**** Listed entries ****

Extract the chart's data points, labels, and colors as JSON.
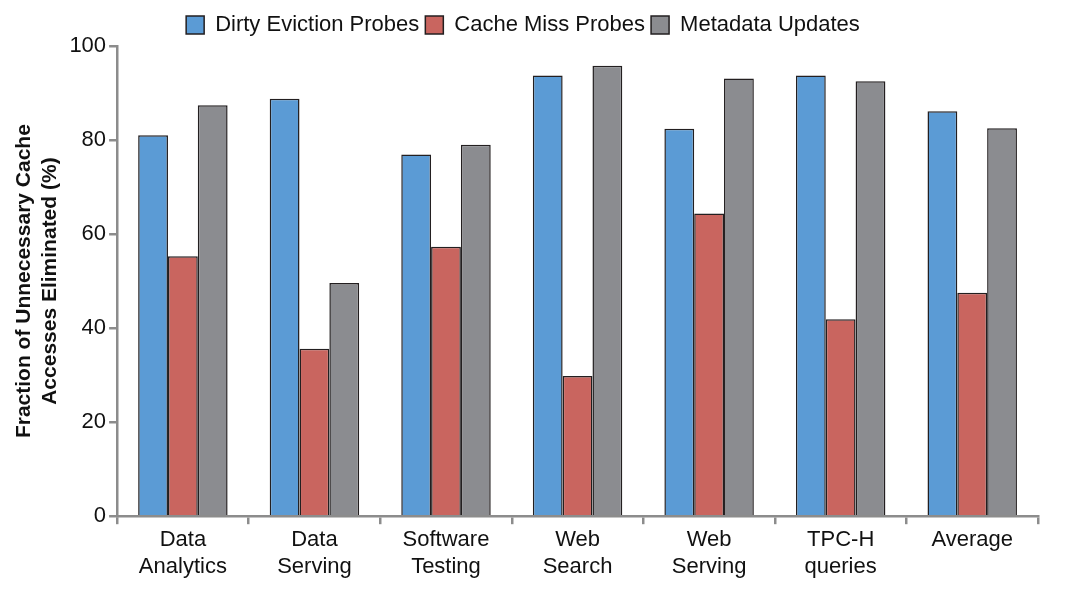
{
  "chart_data": {
    "type": "bar",
    "ylabel": "Fraction of Unnecessary Cache Accesses Eliminated (%)",
    "categories": [
      "Data Analytics",
      "Data Serving",
      "Software Testing",
      "Web Search",
      "Web Serving",
      "TPC-H queries",
      "Average"
    ],
    "series": [
      {
        "name": "Dirty Eviction Probes",
        "color": "#5b9bd5",
        "values": [
          81.0,
          88.8,
          76.9,
          93.7,
          82.4,
          93.7,
          86.1
        ]
      },
      {
        "name": "Cache Miss Probes",
        "color": "#c9655f",
        "values": [
          55.3,
          35.6,
          57.3,
          29.8,
          64.4,
          41.9,
          47.5
        ]
      },
      {
        "name": "Metadata Updates",
        "color": "#8b8c90",
        "values": [
          87.4,
          49.6,
          79.0,
          95.8,
          93.1,
          92.5,
          82.5
        ]
      }
    ],
    "ylim": [
      0,
      100
    ],
    "yticks": [
      0,
      20,
      40,
      60,
      80,
      100
    ],
    "grid": false,
    "legend": "top"
  }
}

****

Collect, from the material above, every line containing the word "name".

Worked solution:
        "name": "Dirty Eviction Probes",
        "name": "Cache Miss Probes",
        "name": "Metadata Updates",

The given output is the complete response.